• **Data to use**:
::::
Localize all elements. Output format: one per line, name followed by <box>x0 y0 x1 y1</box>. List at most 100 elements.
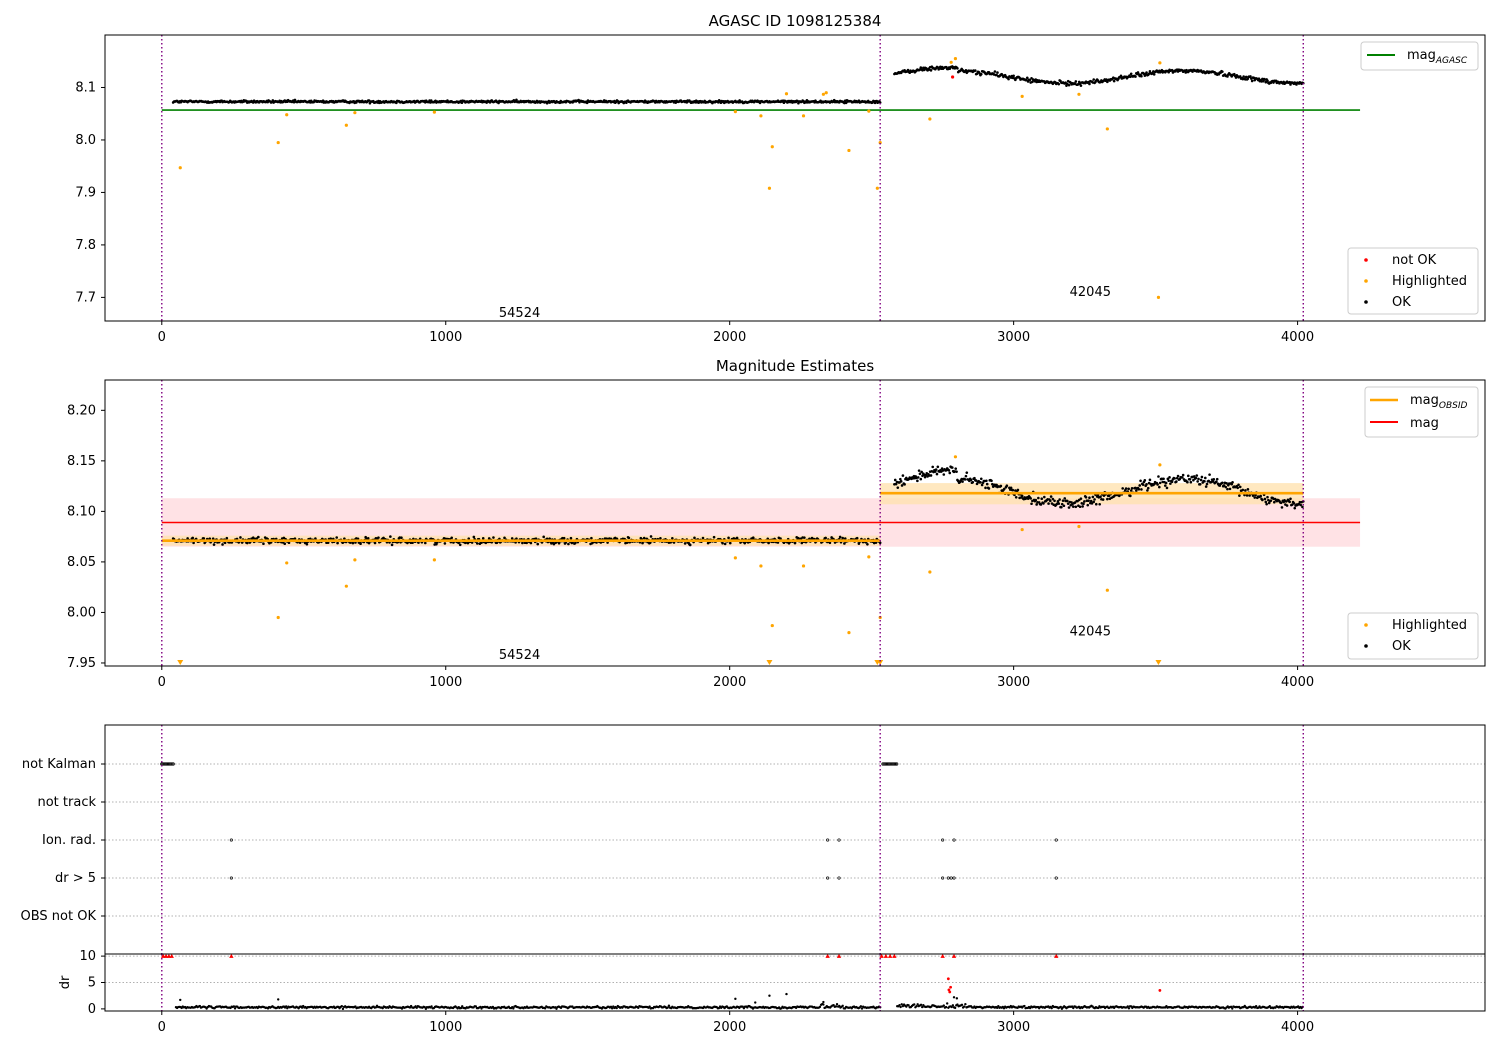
::::
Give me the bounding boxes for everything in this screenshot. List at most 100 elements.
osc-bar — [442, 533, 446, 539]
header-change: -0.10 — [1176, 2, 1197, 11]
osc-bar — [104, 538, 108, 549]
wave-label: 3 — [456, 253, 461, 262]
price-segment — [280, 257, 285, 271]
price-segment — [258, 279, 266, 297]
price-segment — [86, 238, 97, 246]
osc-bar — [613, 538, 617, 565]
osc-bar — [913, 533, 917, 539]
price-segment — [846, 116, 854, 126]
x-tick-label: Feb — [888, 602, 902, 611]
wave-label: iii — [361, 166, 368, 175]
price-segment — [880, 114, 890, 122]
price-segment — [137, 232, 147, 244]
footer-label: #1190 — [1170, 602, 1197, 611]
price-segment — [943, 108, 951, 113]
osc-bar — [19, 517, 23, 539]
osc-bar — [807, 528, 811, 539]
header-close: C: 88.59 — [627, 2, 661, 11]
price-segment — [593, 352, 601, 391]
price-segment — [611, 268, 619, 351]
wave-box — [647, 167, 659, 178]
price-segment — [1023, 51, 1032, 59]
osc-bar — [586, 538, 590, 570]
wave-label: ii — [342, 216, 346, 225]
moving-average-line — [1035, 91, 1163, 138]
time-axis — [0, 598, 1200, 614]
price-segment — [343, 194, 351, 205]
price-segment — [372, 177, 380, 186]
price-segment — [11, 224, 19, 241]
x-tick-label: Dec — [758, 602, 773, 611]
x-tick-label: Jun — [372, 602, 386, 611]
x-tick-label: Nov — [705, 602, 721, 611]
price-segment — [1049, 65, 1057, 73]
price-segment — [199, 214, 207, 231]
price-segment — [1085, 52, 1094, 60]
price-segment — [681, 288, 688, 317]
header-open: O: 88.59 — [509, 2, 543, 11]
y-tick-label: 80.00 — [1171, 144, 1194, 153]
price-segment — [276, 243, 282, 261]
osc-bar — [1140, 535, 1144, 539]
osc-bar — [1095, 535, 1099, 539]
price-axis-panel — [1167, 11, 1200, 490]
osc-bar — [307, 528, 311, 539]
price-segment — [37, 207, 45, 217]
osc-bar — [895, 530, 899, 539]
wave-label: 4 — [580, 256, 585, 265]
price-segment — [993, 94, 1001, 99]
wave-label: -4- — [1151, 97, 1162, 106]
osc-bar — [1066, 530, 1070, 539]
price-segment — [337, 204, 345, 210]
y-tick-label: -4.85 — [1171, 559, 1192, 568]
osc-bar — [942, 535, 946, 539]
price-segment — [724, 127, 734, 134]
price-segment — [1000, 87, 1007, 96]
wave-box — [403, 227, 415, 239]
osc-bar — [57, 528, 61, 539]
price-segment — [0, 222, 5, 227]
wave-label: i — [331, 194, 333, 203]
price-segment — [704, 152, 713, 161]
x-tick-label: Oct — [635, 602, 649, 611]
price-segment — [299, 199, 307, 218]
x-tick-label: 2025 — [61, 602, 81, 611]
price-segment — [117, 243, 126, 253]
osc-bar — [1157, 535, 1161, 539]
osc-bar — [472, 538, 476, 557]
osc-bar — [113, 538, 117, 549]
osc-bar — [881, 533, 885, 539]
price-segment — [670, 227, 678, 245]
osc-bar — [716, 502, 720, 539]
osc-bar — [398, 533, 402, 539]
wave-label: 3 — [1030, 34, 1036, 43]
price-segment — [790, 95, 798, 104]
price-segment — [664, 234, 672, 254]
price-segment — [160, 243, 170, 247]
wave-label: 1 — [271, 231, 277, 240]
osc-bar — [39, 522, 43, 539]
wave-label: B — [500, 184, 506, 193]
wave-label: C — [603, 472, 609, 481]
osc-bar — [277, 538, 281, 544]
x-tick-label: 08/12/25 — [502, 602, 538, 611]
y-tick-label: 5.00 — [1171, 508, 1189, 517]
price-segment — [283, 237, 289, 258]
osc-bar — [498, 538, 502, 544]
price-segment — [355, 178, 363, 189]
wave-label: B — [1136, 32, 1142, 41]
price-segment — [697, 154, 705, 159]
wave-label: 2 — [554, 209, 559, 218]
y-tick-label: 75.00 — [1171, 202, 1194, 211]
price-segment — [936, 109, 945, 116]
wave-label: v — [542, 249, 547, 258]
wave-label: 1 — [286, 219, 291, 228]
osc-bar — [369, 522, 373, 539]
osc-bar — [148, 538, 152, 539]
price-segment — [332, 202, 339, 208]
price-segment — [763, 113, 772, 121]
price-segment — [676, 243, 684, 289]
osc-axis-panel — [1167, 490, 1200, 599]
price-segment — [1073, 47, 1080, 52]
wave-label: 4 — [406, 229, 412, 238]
::::
• **Task to carry out**: Write out, line for line and unchanged, the part of the second listing that opens with the line containing "Give me the" and closes with the line containing "osc-bar — [57, 528, 61, 539]", both of those lines included.

• **Full solution**:
Give me the bounding boxes for everything in this screenshot. List at most 100 elements.
osc-bar — [442, 533, 446, 539]
header-change: -0.10 — [1176, 2, 1197, 11]
osc-bar — [104, 538, 108, 549]
wave-label: 3 — [456, 253, 461, 262]
price-segment — [280, 257, 285, 271]
price-segment — [258, 279, 266, 297]
price-segment — [86, 238, 97, 246]
osc-bar — [613, 538, 617, 565]
osc-bar — [913, 533, 917, 539]
price-segment — [846, 116, 854, 126]
x-tick-label: Feb — [888, 602, 902, 611]
wave-label: iii — [361, 166, 368, 175]
price-segment — [880, 114, 890, 122]
price-segment — [137, 232, 147, 244]
footer-label: #1190 — [1170, 602, 1197, 611]
price-segment — [943, 108, 951, 113]
osc-bar — [19, 517, 23, 539]
osc-bar — [807, 528, 811, 539]
header-close: C: 88.59 — [627, 2, 661, 11]
price-segment — [593, 352, 601, 391]
price-segment — [611, 268, 619, 351]
wave-box — [647, 167, 659, 178]
price-segment — [1023, 51, 1032, 59]
osc-bar — [586, 538, 590, 570]
wave-label: ii — [342, 216, 346, 225]
moving-average-line — [1035, 91, 1163, 138]
time-axis — [0, 598, 1200, 614]
price-segment — [343, 194, 351, 205]
price-segment — [372, 177, 380, 186]
price-segment — [11, 224, 19, 241]
x-tick-label: Dec — [758, 602, 773, 611]
x-tick-label: Jun — [372, 602, 386, 611]
x-tick-label: Nov — [705, 602, 721, 611]
price-segment — [1049, 65, 1057, 73]
price-segment — [199, 214, 207, 231]
price-segment — [1085, 52, 1094, 60]
price-segment — [681, 288, 688, 317]
header-open: O: 88.59 — [509, 2, 543, 11]
y-tick-label: 80.00 — [1171, 144, 1194, 153]
price-segment — [276, 243, 282, 261]
osc-bar — [1140, 535, 1144, 539]
osc-bar — [1095, 535, 1099, 539]
price-axis-panel — [1167, 11, 1200, 490]
osc-bar — [307, 528, 311, 539]
price-segment — [37, 207, 45, 217]
osc-bar — [895, 530, 899, 539]
wave-label: 4 — [580, 256, 585, 265]
price-segment — [993, 94, 1001, 99]
wave-label: -4- — [1151, 97, 1162, 106]
osc-bar — [1066, 530, 1070, 539]
price-segment — [337, 204, 345, 210]
y-tick-label: -4.85 — [1171, 559, 1192, 568]
osc-bar — [942, 535, 946, 539]
price-segment — [724, 127, 734, 134]
price-segment — [1000, 87, 1007, 96]
wave-box — [403, 227, 415, 239]
osc-bar — [57, 528, 61, 539]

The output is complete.